ASSIGNED TASK - A complete and exact copy of the entries below is the expected result.

RECORDS FOR THE EXERCISE -
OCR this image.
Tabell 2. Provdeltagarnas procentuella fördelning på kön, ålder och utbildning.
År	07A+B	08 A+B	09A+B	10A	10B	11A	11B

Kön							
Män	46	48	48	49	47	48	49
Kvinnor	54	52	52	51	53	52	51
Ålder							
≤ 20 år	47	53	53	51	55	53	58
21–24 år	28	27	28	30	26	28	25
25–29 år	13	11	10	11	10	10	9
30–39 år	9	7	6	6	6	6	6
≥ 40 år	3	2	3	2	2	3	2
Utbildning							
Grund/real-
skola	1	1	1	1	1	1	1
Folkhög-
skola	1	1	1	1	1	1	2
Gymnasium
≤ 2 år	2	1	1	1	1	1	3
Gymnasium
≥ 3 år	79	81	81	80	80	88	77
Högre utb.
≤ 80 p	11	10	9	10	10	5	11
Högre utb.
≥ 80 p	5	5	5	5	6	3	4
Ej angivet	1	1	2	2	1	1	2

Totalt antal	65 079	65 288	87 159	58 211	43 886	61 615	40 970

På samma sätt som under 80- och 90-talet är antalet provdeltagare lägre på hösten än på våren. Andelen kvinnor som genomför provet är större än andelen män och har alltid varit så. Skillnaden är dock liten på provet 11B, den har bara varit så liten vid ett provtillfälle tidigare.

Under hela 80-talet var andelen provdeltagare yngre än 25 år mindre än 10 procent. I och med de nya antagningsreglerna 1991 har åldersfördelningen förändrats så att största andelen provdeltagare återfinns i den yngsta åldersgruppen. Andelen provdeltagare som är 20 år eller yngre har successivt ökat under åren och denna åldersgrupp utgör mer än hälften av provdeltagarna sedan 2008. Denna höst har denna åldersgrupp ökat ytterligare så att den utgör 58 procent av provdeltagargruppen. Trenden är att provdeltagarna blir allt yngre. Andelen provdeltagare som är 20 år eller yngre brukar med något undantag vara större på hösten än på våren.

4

ANSWER TO THE EXERCISE -
OCR this image.
Tabell 2. Provdeltagarnas procentuella fördelning på kön, ålder och utbildning.
År	07A+B	08 A+B	09A+B	10A	10B	11A	11B

Kön							
Män	46	48	48	49	47	48	49
Kvinnor	54	52	52	51	53	52	51
Ålder							
≤ 20 år	47	53	53	51	55	53	58
21–24 år	28	27	28	30	26	28	25
25–29 år	13	11	10	11	10	10	9
30–39 år	9	7	6	6	6	6	6
≥ 40 år	3	2	3	2	2	3	2
Utbildning							
Grund/real-
skola	1	1	1	1	1	1	1
Folkhög-
skola	1	1	1	1	1	1	2
Gymnasium
≤ 2 år	2	1	1	1	1	1	3
Gymnasium
≥ 3 år	79	81	81	80	80	88	77
Högre utb.
≤ 80 p	11	10	9	10	10	5	11
Högre utb.
≥ 80 p	5	5	5	5	6	3	4
Ej angivet	1	1	2	2	1	1	2

Totalt antal	65 079	65 288	87 159	58 211	43 886	61 615	40 970

På samma sätt som under 80- och 90-talet är antalet provdeltagare lägre på hösten än på våren. Andelen kvinnor som genomför provet är större än andelen män och har alltid varit så. Skillnaden är dock liten på provet 11B, den har bara varit så liten vid ett provtillfälle tidigare.

Under hela 80-talet var andelen provdeltagare yngre än 25 år mindre än 10 procent. I och med de nya antagningsreglerna 1991 har åldersfördelningen förändrats så att största andelen provdeltagare återfinns i den yngsta åldersgruppen. Andelen provdeltagare som är 20 år eller yngre har successivt ökat under åren och denna åldersgrupp utgör mer än hälften av provdeltagarna sedan 2008. Denna höst har denna åldersgrupp ökat ytterligare så att den utgör 58 procent av provdeltagargruppen. Trenden är att provdeltagarna blir allt yngre. Andelen provdeltagare som är 20 år eller yngre brukar med något undantag vara större på hösten än på våren.

4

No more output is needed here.